§ **What is required**
Take from the listing each line that has the string "color".

§ **Information given**
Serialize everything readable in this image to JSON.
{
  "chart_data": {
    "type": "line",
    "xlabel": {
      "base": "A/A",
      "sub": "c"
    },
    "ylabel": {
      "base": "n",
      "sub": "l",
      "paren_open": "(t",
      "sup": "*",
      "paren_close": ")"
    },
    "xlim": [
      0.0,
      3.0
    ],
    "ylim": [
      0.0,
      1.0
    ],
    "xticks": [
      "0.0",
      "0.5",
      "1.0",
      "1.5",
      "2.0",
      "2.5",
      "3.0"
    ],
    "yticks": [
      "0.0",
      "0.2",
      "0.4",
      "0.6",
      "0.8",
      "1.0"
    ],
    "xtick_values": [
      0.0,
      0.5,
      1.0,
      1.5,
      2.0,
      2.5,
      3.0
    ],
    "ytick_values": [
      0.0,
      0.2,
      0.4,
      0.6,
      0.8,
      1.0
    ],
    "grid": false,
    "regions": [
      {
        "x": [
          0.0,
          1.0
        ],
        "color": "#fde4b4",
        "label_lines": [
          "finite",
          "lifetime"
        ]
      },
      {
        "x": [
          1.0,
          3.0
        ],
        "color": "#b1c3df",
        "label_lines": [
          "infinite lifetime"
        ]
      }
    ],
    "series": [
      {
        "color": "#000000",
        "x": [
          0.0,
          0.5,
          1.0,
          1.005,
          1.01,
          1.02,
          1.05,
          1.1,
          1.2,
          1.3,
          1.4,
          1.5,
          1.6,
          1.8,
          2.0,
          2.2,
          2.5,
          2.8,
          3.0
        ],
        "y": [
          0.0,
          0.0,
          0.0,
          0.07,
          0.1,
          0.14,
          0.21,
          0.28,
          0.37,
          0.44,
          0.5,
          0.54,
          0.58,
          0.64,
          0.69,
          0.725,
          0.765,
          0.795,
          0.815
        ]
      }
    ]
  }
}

§ **The reply**
        "color": "#fde4b4",
        "color": "#b1c3df",
        "color": "#000000",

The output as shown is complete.